### Problem statement
Wherever a line below holds the word "Госстандарт", copy that line.

### Supplied material
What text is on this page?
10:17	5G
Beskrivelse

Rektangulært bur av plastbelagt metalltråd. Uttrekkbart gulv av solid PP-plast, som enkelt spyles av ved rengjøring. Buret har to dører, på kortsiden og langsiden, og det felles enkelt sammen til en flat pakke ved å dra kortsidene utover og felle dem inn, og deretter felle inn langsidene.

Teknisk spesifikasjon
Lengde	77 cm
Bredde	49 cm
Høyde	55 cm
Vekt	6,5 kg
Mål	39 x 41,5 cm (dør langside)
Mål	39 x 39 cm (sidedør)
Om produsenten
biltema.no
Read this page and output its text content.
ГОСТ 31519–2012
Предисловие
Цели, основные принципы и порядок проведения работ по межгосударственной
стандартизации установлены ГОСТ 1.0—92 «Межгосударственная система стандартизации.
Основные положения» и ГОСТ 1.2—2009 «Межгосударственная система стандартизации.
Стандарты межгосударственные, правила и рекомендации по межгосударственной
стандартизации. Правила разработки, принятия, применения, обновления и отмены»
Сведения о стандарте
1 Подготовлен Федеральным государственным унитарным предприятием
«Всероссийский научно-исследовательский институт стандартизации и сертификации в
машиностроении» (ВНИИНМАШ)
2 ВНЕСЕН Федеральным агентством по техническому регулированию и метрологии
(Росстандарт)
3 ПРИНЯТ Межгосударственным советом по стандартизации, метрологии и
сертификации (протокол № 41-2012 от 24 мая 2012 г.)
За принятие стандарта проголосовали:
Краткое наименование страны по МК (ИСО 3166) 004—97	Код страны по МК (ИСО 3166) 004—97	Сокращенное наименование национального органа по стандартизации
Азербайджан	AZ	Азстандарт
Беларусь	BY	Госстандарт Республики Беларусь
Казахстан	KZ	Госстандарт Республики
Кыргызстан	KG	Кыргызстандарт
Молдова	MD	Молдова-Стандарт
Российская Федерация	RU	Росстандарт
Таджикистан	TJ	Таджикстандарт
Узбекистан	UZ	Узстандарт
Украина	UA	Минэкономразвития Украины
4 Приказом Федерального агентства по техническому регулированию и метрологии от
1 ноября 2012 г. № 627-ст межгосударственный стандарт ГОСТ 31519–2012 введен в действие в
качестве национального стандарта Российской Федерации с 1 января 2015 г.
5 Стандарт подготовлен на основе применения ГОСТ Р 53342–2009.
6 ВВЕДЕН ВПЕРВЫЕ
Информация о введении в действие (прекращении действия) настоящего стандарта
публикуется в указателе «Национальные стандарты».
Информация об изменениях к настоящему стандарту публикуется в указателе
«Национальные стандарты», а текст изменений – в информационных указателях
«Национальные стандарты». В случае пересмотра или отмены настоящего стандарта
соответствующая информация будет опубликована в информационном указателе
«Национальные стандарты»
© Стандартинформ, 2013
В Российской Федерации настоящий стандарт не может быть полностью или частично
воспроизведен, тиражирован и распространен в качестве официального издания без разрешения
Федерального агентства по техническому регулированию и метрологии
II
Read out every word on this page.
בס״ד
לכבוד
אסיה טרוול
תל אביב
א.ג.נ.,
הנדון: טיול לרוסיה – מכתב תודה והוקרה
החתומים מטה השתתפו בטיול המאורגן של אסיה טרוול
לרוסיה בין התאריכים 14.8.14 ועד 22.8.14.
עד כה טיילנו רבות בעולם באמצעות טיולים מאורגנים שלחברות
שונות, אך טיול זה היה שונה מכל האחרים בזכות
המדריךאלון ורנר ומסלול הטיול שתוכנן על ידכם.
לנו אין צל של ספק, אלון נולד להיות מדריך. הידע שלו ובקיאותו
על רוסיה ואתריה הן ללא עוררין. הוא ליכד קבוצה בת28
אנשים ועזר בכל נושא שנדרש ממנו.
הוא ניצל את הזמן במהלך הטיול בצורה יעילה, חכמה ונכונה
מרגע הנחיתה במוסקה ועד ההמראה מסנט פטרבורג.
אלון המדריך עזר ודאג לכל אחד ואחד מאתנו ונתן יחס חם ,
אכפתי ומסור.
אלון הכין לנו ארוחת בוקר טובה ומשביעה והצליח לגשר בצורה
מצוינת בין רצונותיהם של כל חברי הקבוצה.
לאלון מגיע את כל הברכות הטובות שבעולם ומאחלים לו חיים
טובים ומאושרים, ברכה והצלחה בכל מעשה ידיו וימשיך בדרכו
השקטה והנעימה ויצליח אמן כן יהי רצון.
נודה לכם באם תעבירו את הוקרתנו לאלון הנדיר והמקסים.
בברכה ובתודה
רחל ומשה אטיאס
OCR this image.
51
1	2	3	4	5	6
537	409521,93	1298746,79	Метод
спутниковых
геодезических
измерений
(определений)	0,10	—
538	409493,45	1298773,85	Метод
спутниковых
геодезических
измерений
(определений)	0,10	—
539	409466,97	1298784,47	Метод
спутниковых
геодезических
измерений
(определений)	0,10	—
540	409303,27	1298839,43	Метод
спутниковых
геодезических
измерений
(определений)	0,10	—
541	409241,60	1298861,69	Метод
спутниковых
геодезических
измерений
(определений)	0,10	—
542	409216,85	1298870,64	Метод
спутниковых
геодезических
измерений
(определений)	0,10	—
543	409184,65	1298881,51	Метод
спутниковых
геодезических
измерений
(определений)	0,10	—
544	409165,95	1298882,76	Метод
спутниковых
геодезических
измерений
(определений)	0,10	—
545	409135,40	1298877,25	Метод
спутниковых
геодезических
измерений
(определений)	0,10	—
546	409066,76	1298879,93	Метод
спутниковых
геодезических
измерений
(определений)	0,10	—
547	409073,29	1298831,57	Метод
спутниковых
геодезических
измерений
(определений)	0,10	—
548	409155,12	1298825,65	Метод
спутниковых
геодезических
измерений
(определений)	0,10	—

### Solution to this task
Беларусь	BY	Госстандарт Республики Беларусь
Казахстан	KZ	Госстандарт Республики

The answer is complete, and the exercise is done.